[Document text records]
▽
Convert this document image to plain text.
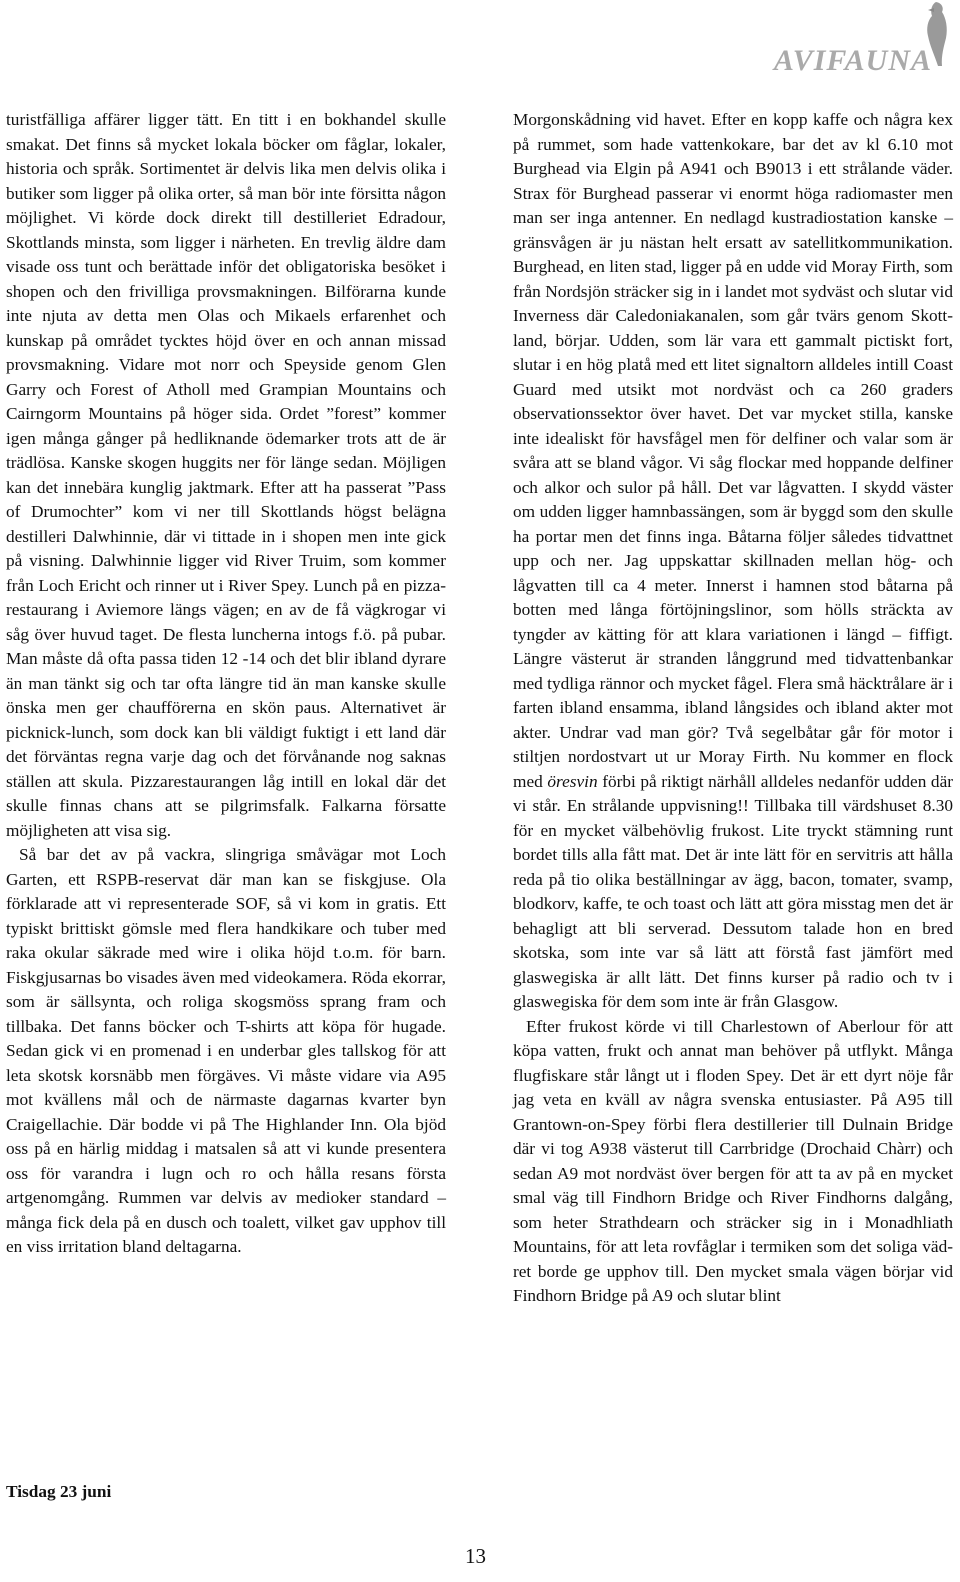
AVIFAUNA

turistfälliga affärer ligger tätt. En titt i en bokhandel skulle smakat. Det finns så mycket lokala böcker om fåglar, lokaler, historia och språk. Sortimentet är delvis lika men delvis olika i butiker som ligger på olika orter, så man bör inte försitta någon möjlighet. Vi körde dock direkt till destilleriet Edradour, Skottlands minsta, som ligger i närheten. En trevlig äldre dam visade oss tunt och berättade inför det obligatoriska besöket i shopen och den frivilliga provsmakningen. Bilförarna kunde inte njuta av detta men Olas och Mikaels erfarenhet och kunskap på området tycktes höjd över en och annan missad provsmakning. Vidare mot norr och Speyside genom Glen Garry och Forest of Atholl med Grampian Mountains och Cairngorm Mountains på höger sida. Ordet ”forest” kommer igen många gånger på hedliknande ödemarker trots att de är trädlösa. Kanske skogen huggits ner för länge sedan. Möjligen kan det innebära kunglig jaktmark. Efter att ha passerat ”Pass of Drumochter” kom vi ner till Skottlands högst belägna destilleri Dalwhinnie, där vi tittade in i shopen men inte gick på visning. Dalwhinnie ligger vid River Truim, som kommer från Loch Ericht och rinner ut i River Spey. Lunch på en pizza-restaurang i Aviemore längs vägen; en av de få vägkrogar vi såg över huvud taget. De flesta luncherna intogs f.ö. på pubar. Man måste då ofta passa tiden 12 -14 och det blir ibland dyrare än man tänkt sig och tar ofta längre tid än man kanske skulle önska men ger chaufförerna en skön paus. Alternativet är picknick-lunch, som dock kan bli väldigt fuktigt i ett land där det förväntas regna varje dag och det förvånande nog saknas ställen att skula. Pizzarestaurangen låg intill en lokal där det skulle finnas chans att se pilgrimsfalk. Falkarna försatte möjligheten att visa sig.

Så bar det av på vackra, slingriga småvägar mot Loch Garten, ett RSPB-reservat där man kan se fiskgjuse. Ola förklarade att vi representerade SOF, så vi kom in gratis. Ett typiskt brittiskt gömsle med flera handkikare och tuber med raka okular säkrade med wire i olika höjd t.o.m. för barn. Fiskgjusarnas bo visades även med videokamera. Röda ekorrar, som är sällsynta, och roliga skogsmöss sprang fram och tillbaka. Det fanns böcker och T-shirts att köpa för hugade. Sedan gick vi en promenad i en underbar gles tallskog för att leta skotsk korsnäbb men förgäves. Vi måste vidare via A95 mot kvällens mål och de närmaste dagarnas kvarter byn Craigellachie. Där bodde vi på The Highlander Inn. Ola bjöd oss på en härlig middag i matsalen så att vi kunde presentera oss för varandra i lugn och ro och hålla resans första artgenomgång. Rummen var delvis av medioker standard – många fick dela på en dusch och toalett, vilket gav upphov till en viss irritation bland deltagarna.

Tisdag 23 juni

Morgonskådning vid havet. Efter en kopp kaffe och några kex på rummet, som hade vattenkokare, bar det av kl 6.10 mot Burghead via Elgin på A941 och B9013 i ett strålande väder. Strax för Burghead passerar vi enormt höga radiomaster men man ser inga antenner. En nedlagd kustradiostation kanske – gränsvågen är ju nästan helt ersatt av satellitkommunikation. Burghead, en liten stad, ligger på en udde vid Moray Firth, som från Nordsjön sträcker sig in i landet mot sydväst och slutar vid Inverness där Caledoniakanalen, som går tvärs genom Skottland, börjar. Udden, som lär vara ett gammalt pictiskt fort, slutar i en hög platå med ett litet signaltorn alldeles intill Coast Guard med utsikt mot nordväst och ca 260 graders observationssektor över havet. Det var mycket stilla, kanske inte idealiskt för havsfågel men för delfiner och valar som är svåra att se bland vågor. Vi såg flockar med hoppande delfiner och alkor och sulor på håll. Det var lågvatten. I skydd väster om udden ligger hamnbassängen, som är byggd som den skulle ha portar men det finns inga. Båtarna följer således tidvattnet upp och ner. Jag uppskattar skillnaden mellan hög- och lågvatten till ca 4 meter. Innerst i hamnen stod båtarna på botten med långa förtöjningslinor, som hölls sträckta av tyngder av kätting för att klara variationen i längd – fiffigt. Längre västerut är stranden långgrund med tidvattenbankar med tydliga rännor och mycket fågel. Flera små häcktrålare är i farten ibland ensamma, ibland långsides och ibland akter mot akter. Undrar vad man gör? Två segelbåtar går för motor i stiltjen nordostvart ut ur Moray Firth. Nu kommer en flock med öresvin förbi på riktigt närhåll alldeles nedanför udden där vi står. En strålande uppvisning!! Tillbaka till värdshuset 8.30 för en mycket välbehövlig frukost. Lite tryckt stämning runt bordet tills alla fått mat. Det är inte lätt för en servitris att hålla reda på tio olika beställningar av ägg, bacon, tomater, svamp, blodkorv, kaffe, te och toast och lätt att göra misstag men det är behagligt att bli serverad. Dessutom talade hon en bred skotska, som inte var så lätt att förstå fast jämfört med glaswegiska är allt lätt. Det finns kurser på radio och tv i glaswegiska för dem som inte är från Glasgow.

Efter frukost körde vi till Charlestown of Aberlour för att köpa vatten, frukt och annat man behöver på utflykt. Många flugfiskare står långt ut i floden Spey. Det är ett dyrt nöje får jag veta en kväll av några svenska entusiaster. På A95 till Grantown-on-Spey förbi flera destillerier till Dulnain Bridge där vi tog A938 västerut till Carrbridge (Drochaid Chàrr) och sedan A9 mot nordväst över bergen för att ta av på en mycket smal väg till Findhorn Bridge och River Findhorns dalgång, som heter Strathdearn och sträcker sig in i Monadhliath Mountains, för att leta rovfåglar i termiken som det soliga vädret borde ge upphov till. Den mycket smala vägen börjar vid Findhorn Bridge på A9 och slutar blint

13
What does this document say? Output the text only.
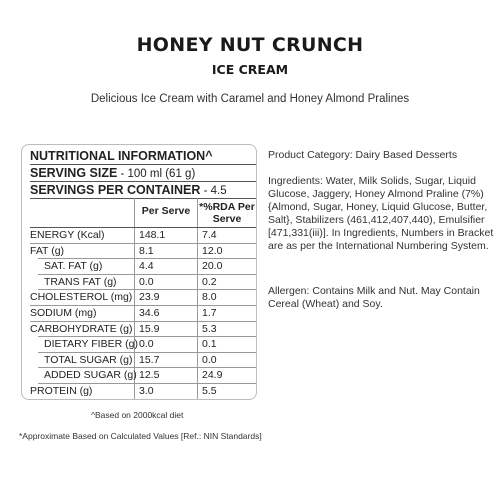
HONEY NUT CRUNCH
ICE CREAM
Delicious Ice Cream with Caramel and Honey Almond Pralines
NUTRITIONAL INFORMATION^
SERVING SIZE - 100 ml (61 g)
SERVINGS PER CONTAINER - 4.5
Per Serve *%RDA Per Serve
ENERGY (Kcal)	148.1	7.4
FAT (g)	8.1	12.0
SAT. FAT (g)	4.4	20.0
TRANS FAT (g) 0.0	0.2
CHOLESTEROL (mg) 23.9	8.0
SODIUM (mg)	34.6	1.7
CARBOHYDRATE (g) 15.9	5.3
DIETARY FIBER (g) 0.0	0.1
TOTAL SUGAR (g) 15.7	0.0
ADDED SUGAR (g) 12.5	24.9
PROTEIN (g)	3.0	5.5
^Based on 2000kcal diet
*Approximate Based on Calculated Values [Ref.: NIN Standards]
Product Category: Dairy Based Desserts
Ingredients: Water, Milk Solids, Sugar, Liquid Glucose, Jaggery, Honey Almond Praline (7%) {Almond, Sugar, Honey, Liquid Glucose, Butter, Salt}, Stabilizers (461,412,407,440), Emulsifier [471,331(iii)]. In Ingredients, Numbers in Bracket are as per the International Numbering System.
Allergen: Contains Milk and Nut. May Contain Cereal (Wheat) and Soy.
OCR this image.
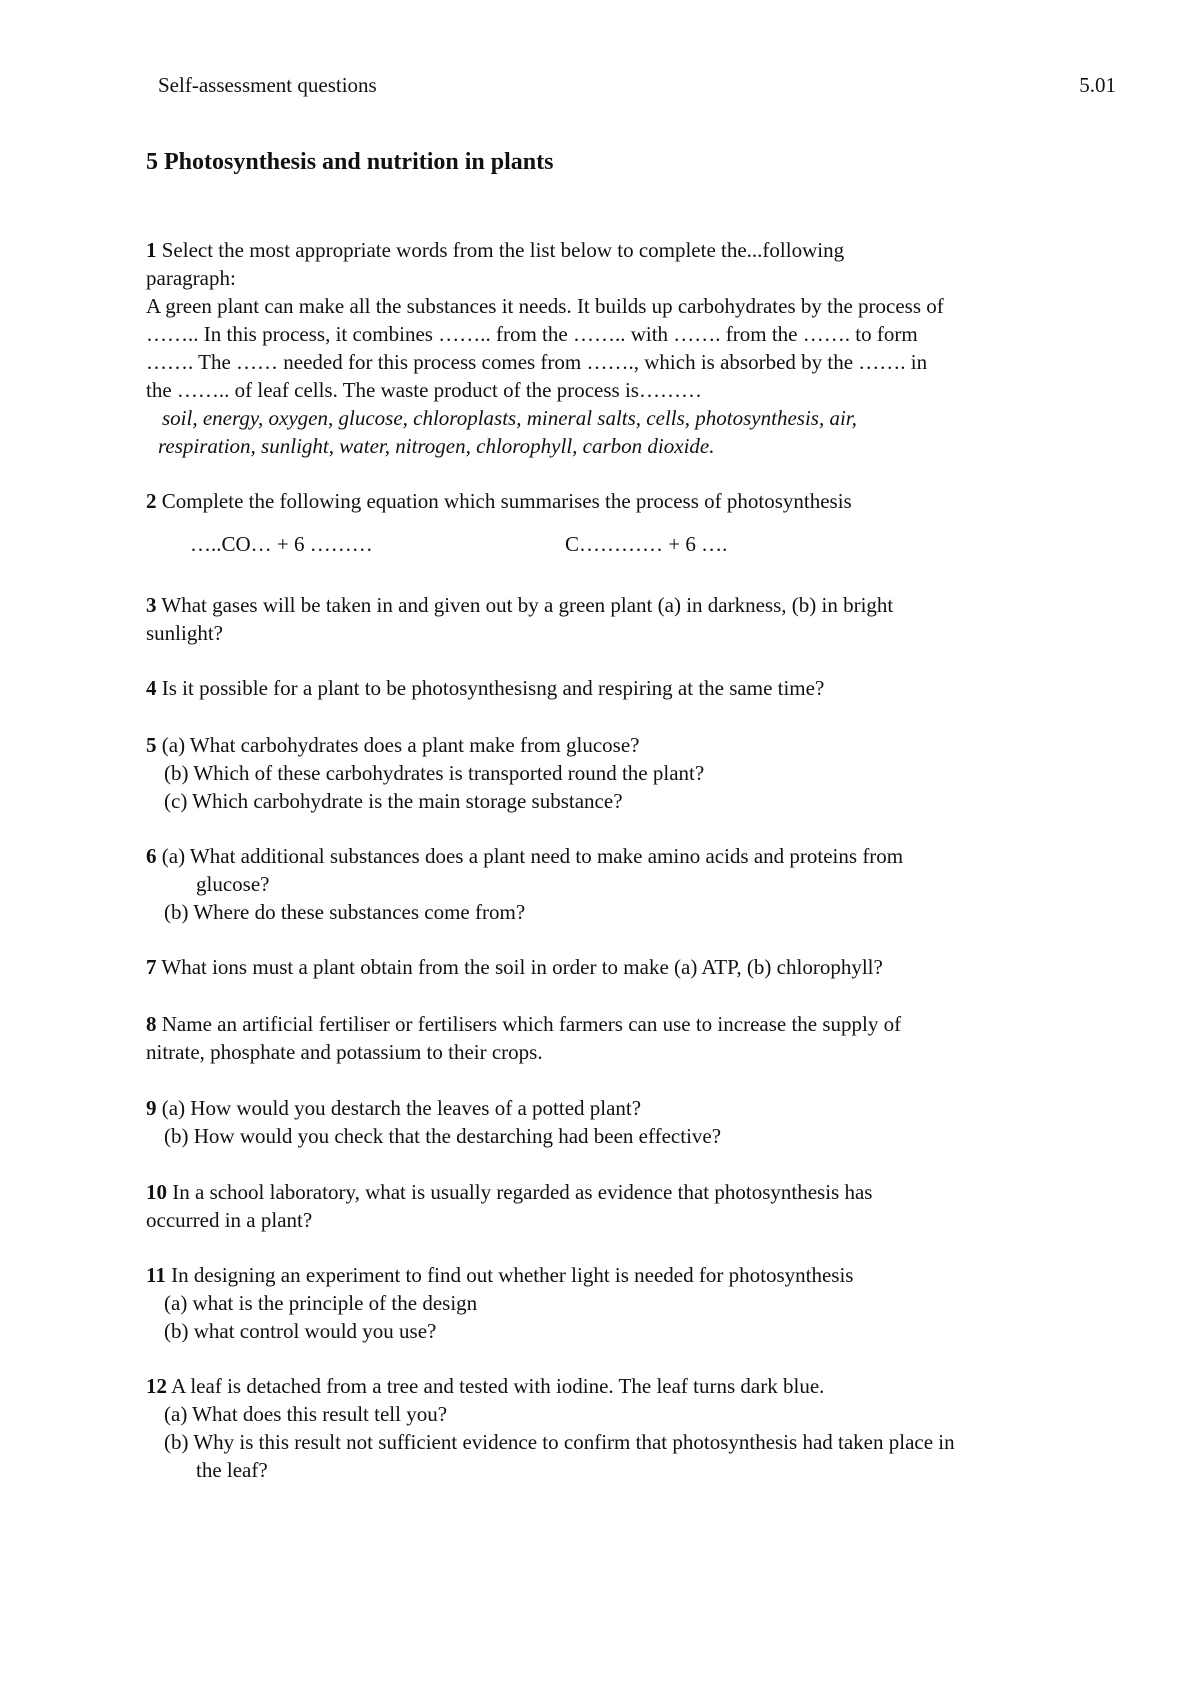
Self-assessment questions	5.01
5 Photosynthesis and nutrition in plants

1 Select the most appropriate words from the list below to complete the...following

paragraph:

A green plant can make all the substances it needs. It builds up carbohydrates by the process of

…….. In this process, it combines …….. from the …….. with ……. from the ……. to form

……. The …… needed for this process comes from ……., which is absorbed by the ……. in

the …….. of leaf cells. The waste product of the process is………

soil, energy, oxygen, glucose, chloroplasts, mineral salts, cells, photosynthesis, air,

respiration, sunlight, water, nitrogen, chlorophyll, carbon dioxide.

2 Complete the following equation which summarises the process of photosynthesis

…..CO… + 6 ………	C………… + 6 ….

3 What gases will be taken in and given out by a green plant (a) in darkness, (b) in bright

sunlight?

4 Is it possible for a plant to be photosynthesisng and respiring at the same time?

5 (a) What carbohydrates does a plant make from glucose?

(b) Which of these carbohydrates is transported round the plant?

(c) Which carbohydrate is the main storage substance?

6 (a) What additional substances does a plant need to make amino acids and proteins from

glucose?

(b) Where do these substances come from?

7 What ions must a plant obtain from the soil in order to make (a) ATP, (b) chlorophyll?

8 Name an artificial fertiliser or fertilisers which farmers can use to increase the supply of

nitrate, phosphate and potassium to their crops.

9 (a) How would you destarch the leaves of a potted plant?

(b) How would you check that the destarching had been effective?

10 In a school laboratory, what is usually regarded as evidence that photosynthesis has

occurred in a plant?

11 In designing an experiment to find out whether light is needed for photosynthesis

(a) what is the principle of the design

(b) what control would you use?

12 A leaf is detached from a tree and tested with iodine. The leaf turns dark blue.

(a) What does this result tell you?

(b) Why is this result not sufficient evidence to confirm that photosynthesis had taken place in

the leaf?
△
* _Task item_: Determine how many lines above have the string "make" and output nothing besides the count.

* _Written response_: 4